[Records from a data source]
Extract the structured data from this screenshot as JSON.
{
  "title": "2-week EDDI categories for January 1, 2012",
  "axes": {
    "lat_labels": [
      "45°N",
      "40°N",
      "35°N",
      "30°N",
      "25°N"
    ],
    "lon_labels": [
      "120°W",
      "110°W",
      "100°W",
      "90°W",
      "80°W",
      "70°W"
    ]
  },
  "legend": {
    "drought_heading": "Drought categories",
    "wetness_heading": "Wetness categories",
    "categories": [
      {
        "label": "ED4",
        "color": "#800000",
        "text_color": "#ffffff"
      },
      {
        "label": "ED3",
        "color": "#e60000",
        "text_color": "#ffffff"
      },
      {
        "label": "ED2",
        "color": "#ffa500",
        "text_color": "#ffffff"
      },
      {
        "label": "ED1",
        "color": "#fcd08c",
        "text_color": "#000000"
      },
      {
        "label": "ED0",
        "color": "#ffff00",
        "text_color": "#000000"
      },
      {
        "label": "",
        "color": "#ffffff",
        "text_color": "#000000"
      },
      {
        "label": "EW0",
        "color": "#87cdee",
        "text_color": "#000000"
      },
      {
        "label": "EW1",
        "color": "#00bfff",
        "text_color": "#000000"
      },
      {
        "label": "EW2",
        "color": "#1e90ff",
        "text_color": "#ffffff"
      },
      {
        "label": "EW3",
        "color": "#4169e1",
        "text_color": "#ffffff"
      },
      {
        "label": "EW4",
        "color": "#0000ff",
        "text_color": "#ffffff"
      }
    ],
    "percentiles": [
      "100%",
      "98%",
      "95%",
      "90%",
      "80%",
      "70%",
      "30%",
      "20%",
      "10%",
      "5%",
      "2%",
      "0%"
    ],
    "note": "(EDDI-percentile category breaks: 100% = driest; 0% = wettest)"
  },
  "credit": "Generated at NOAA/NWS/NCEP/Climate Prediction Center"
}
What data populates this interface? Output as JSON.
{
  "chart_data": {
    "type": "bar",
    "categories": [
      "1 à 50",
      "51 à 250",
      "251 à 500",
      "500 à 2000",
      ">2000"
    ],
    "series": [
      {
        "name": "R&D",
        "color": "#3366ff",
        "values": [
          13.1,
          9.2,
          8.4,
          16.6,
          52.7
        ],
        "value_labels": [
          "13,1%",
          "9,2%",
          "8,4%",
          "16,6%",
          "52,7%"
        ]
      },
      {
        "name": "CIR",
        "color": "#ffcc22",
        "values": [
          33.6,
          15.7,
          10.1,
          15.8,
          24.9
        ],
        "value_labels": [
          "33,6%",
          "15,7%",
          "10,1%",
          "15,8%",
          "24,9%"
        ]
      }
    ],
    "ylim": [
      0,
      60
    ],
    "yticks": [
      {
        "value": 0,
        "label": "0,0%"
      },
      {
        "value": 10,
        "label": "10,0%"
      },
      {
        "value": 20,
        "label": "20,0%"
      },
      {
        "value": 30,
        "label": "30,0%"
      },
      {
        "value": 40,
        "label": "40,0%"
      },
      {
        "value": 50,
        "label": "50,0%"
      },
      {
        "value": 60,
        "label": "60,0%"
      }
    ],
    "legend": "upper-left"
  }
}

*Given task*: Would you give again, word for word, every line from the one with "What data populates" through the final line of the listing above?

*The completed task*:
What data populates this interface? Output as JSON.
{
  "chart_data": {
    "type": "bar",
    "categories": [
      "1 à 50",
      "51 à 250",
      "251 à 500",
      "500 à 2000",
      ">2000"
    ],
    "series": [
      {
        "name": "R&D",
        "color": "#3366ff",
        "values": [
          13.1,
          9.2,
          8.4,
          16.6,
          52.7
        ],
        "value_labels": [
          "13,1%",
          "9,2%",
          "8,4%",
          "16,6%",
          "52,7%"
        ]
      },
      {
        "name": "CIR",
        "color": "#ffcc22",
        "values": [
          33.6,
          15.7,
          10.1,
          15.8,
          24.9
        ],
        "value_labels": [
          "33,6%",
          "15,7%",
          "10,1%",
          "15,8%",
          "24,9%"
        ]
      }
    ],
    "ylim": [
      0,
      60
    ],
    "yticks": [
      {
        "value": 0,
        "label": "0,0%"
      },
      {
        "value": 10,
        "label": "10,0%"
      },
      {
        "value": 20,
        "label": "20,0%"
      },
      {
        "value": 30,
        "label": "30,0%"
      },
      {
        "value": 40,
        "label": "40,0%"
      },
      {
        "value": 50,
        "label": "50,0%"
      },
      {
        "value": 60,
        "label": "60,0%"
      }
    ],
    "legend": "upper-left"
  }
}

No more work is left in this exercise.